## Task item A
In the IUD grant article, how much was the grant from the Kansas Department of Health and Environment?
## Task item B
From the IUD grant article, write out word for word the passage starting with "The Saline County Commissioners hope" and going on through "is June 30th.".
[Excerpt to read Boundary: Start]
Commissioner John Price tells KAKE News that the commission voted to uphold their original rejection of the federal funding which helps the county purchase Intrauterine Devices or IUD's, a common form of birth control.

During a commission meeting last month, Commissioner Price said he opposed the use of intrauterine devices, or IUDs, which the $6,064 grant from the Kansas Department of Health and Environment would fund. Price had said he is not against birth control but that IUD's cause abortions.

Commissioner Price says there will be no further discussion on the issue and declined to be interviewed further for this story.

Previous Story:
The Saline County Commissioners did not make a decision Tuesday afternoon whether they would reverse the rejected grant money to buy IUDs. They say they'll meet with a medical director to further evaluate the matter.

The County Health Department Director, Brunson Farmer, says this is the first time since he's been in the department that the commission has rejected grant money. "I think it's doing a disservice to the citizens of Saline county. So I hope that we can eventually get to that right decision."

Farmer says he is excited that the topic is still on the table and feels confident the commissioners will make the right decision by accepting the grant money. "Many of the health departments in the state of Kansas do provide some sort of birth control or family planning so I think it really does fall under public health."

However, Commissioner John Price stands by his belief that these devices cause abortions. "As far this commission funding it, I say no," said Price.

Price doesn't believe this falls under the health department's responsibilities. "I'm not telling every woman that they cannot go get an IUD, they can go get it. I'm saying that I'm not going to approve it with our health department. It's not our responsibility."

The health department tells us there are already a number of people interested in the IUD. "Once we get these items purchased, then we will be able to contact those people and see if they are still interested."
He says this gives at-risk women an option to prolong their health and even help prevent diseases. Farmer describes says "at-risk" doesn't mean "poor." This six thousand dollar grant would give women, regardless of income, access to this health service. " I think that not providing services because there might be high income people utilizing it is just the wrong way to go."

Judy Carson, says while she doesn't support abortion, she believes women be able to make their own choices on whether to buy an IUD or not. "It's not just over one item, an IUD, we need to provide access for the health of the community."

While this has been a debate for several weeks, the decision is at a stand still. Randy Duncan, Saline County Commissioner, said "I'm not making any different decision today without consulting more with the medical director."

Other debates over the IUD issue:

There was talk the IUD would be inserted by physicians at the Saline County Health Department.

Director Farmer said "we will not be inserting these at the health department...they will be set over to a physician, a physician's office and inserting them and they will be responsible for that follow up care."

The Saline County Commissioners hope after visiting with the medical director they can make a decision by next Tuesday.

The deadline to purchase the IUDs is June 30th.
[Excerpt to read Boundary: End]
[Input data Boundary: Start]
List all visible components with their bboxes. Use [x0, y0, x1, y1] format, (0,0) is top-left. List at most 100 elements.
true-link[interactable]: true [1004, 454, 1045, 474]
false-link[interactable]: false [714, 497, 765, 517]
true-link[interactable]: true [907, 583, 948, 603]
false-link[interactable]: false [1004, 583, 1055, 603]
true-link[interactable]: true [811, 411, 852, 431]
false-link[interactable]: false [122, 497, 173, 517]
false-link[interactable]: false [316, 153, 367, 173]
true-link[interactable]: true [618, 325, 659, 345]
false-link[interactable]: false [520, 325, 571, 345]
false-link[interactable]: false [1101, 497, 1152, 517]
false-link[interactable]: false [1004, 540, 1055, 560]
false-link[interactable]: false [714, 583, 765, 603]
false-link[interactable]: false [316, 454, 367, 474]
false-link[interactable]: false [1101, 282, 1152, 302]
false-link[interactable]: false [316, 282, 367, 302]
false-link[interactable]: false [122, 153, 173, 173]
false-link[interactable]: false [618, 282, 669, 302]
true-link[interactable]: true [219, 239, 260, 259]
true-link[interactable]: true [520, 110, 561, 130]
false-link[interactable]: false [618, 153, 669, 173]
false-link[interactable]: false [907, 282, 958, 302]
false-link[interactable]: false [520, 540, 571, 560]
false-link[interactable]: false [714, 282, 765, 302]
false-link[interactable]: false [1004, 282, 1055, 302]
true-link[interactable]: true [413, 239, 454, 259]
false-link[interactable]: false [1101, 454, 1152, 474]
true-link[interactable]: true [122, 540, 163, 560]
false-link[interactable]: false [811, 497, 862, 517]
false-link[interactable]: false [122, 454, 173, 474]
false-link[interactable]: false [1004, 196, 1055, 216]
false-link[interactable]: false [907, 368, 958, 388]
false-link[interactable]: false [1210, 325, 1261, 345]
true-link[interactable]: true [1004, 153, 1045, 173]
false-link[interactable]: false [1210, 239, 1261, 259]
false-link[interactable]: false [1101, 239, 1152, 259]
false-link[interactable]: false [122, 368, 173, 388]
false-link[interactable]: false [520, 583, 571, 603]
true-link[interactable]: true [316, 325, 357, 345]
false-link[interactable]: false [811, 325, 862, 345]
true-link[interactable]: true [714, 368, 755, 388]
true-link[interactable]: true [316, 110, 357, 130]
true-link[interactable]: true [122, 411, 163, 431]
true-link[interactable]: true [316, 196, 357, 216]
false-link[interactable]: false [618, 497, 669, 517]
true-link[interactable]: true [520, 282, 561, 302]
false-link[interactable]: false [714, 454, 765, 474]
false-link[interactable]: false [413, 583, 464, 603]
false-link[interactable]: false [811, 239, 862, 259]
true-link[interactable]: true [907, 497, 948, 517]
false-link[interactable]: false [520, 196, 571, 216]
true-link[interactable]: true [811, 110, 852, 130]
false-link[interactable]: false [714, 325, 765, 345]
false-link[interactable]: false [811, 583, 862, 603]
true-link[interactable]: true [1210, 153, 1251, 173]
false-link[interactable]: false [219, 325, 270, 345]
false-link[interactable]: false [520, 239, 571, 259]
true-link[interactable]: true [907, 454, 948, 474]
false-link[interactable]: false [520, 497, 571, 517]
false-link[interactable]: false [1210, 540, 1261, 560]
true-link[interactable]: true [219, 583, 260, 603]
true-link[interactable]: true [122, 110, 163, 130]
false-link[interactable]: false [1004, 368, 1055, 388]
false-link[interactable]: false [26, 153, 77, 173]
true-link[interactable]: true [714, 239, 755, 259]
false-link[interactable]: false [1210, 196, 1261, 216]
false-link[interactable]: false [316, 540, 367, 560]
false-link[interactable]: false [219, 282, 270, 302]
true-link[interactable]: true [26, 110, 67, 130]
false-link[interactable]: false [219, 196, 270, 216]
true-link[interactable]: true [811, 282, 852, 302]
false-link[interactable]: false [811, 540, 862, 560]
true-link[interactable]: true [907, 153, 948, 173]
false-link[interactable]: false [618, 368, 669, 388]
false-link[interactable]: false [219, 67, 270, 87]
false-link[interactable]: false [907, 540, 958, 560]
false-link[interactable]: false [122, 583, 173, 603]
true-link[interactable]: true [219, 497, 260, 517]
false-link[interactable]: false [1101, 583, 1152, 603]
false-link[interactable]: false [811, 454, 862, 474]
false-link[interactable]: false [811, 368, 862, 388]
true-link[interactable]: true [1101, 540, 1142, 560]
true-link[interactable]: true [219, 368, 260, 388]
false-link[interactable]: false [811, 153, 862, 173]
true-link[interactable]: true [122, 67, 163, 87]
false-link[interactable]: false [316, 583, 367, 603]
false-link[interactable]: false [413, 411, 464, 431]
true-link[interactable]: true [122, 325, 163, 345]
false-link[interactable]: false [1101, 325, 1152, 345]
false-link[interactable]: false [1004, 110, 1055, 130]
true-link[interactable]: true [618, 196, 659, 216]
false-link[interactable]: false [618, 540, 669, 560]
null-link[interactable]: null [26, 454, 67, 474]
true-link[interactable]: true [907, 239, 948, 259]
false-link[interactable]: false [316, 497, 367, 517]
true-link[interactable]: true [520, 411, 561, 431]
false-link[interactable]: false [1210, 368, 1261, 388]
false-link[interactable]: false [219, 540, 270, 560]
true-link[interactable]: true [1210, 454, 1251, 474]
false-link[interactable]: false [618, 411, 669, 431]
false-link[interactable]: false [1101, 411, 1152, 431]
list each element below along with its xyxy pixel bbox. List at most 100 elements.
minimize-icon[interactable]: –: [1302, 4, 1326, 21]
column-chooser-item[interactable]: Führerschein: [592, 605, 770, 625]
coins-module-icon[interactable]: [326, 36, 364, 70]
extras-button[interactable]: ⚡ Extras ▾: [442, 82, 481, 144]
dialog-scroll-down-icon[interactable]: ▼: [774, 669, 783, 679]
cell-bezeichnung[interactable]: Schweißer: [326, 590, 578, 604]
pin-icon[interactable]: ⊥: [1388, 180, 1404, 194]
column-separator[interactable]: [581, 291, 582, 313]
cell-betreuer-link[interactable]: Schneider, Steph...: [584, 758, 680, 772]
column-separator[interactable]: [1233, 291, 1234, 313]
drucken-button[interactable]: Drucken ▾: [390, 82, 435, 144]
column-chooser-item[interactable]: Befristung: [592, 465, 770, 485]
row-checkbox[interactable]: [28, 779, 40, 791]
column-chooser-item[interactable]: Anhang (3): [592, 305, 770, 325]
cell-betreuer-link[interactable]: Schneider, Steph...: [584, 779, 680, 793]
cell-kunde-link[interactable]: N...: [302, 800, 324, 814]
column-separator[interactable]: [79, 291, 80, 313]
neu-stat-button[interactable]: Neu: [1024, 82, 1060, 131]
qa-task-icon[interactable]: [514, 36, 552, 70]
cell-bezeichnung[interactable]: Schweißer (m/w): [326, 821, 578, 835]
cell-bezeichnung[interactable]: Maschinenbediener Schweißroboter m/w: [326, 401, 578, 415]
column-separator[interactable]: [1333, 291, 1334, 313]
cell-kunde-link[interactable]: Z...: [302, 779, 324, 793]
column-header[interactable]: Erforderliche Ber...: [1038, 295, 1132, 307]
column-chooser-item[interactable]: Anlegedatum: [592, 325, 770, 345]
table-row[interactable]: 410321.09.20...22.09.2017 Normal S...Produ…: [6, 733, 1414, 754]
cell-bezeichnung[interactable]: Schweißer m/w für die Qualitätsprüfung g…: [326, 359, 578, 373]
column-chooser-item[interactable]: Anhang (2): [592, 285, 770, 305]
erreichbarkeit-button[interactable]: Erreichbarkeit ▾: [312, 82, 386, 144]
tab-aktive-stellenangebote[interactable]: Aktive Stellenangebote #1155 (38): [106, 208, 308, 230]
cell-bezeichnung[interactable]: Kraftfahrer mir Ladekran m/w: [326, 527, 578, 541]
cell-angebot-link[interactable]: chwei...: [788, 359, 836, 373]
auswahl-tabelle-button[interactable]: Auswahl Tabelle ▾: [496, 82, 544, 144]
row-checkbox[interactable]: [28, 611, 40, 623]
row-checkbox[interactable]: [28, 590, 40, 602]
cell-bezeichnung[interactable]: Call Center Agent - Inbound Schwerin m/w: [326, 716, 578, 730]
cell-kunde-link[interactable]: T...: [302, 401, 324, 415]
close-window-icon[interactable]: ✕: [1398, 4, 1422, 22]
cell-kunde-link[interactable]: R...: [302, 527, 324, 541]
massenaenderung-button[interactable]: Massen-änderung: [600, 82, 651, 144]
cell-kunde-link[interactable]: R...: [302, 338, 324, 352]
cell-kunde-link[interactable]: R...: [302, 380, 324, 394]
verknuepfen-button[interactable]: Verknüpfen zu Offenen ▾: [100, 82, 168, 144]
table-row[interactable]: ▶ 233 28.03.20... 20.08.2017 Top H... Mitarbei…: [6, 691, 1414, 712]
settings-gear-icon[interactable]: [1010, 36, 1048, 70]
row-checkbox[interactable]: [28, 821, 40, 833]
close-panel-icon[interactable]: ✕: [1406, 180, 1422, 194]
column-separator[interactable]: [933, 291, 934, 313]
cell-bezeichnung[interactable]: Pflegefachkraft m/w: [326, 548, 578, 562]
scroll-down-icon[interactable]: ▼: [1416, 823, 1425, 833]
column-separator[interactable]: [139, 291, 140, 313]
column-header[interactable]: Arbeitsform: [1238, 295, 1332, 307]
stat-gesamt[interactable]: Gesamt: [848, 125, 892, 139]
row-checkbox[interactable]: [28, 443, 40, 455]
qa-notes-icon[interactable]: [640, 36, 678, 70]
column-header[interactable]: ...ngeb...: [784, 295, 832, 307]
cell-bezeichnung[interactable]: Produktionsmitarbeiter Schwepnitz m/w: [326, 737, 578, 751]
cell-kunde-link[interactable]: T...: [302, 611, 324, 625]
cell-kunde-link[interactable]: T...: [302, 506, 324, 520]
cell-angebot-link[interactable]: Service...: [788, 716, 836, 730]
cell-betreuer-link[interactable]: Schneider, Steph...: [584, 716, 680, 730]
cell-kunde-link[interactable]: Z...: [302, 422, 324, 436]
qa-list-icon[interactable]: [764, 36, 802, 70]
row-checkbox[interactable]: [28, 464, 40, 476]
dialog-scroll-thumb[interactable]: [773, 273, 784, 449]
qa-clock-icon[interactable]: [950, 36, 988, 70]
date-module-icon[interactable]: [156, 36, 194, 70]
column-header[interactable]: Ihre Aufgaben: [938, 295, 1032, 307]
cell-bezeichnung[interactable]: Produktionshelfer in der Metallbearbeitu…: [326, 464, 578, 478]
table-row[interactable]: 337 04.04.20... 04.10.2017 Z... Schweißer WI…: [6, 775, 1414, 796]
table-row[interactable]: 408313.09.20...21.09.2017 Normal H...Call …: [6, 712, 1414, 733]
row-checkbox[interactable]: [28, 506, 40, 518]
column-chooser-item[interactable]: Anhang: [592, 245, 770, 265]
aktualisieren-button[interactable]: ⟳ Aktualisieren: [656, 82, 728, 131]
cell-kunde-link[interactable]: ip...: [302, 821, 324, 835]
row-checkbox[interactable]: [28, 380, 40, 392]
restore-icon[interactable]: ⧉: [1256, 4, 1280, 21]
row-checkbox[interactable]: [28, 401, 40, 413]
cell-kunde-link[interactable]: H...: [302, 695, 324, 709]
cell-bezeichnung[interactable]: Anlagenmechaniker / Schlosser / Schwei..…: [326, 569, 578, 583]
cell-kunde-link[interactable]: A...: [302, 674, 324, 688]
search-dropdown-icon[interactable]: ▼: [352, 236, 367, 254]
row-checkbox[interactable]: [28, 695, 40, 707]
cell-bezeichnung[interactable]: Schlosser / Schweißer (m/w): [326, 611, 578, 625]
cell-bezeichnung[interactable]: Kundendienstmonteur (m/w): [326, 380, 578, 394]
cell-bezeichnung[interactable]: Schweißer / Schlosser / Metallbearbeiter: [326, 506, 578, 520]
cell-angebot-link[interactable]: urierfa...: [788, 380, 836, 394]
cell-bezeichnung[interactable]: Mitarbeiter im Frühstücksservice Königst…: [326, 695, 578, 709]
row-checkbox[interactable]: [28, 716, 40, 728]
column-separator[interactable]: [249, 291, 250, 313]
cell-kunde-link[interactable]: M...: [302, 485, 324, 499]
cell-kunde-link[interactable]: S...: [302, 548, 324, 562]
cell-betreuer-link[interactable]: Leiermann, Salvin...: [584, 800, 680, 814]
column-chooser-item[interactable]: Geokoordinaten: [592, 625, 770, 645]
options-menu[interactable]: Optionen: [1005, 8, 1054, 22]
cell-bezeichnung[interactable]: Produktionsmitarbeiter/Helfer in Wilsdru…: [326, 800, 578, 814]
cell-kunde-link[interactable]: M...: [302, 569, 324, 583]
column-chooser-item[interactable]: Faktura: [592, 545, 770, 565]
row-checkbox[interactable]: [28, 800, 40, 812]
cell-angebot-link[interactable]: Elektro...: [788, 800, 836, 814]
[Input data Boundary: End]
## Solution A
$6,064

## Solution B
The Saline County Commissioners hope after visiting with the medical director they can make a decision by next Tuesday.

The deadline to purchase the IUDs is June 30th.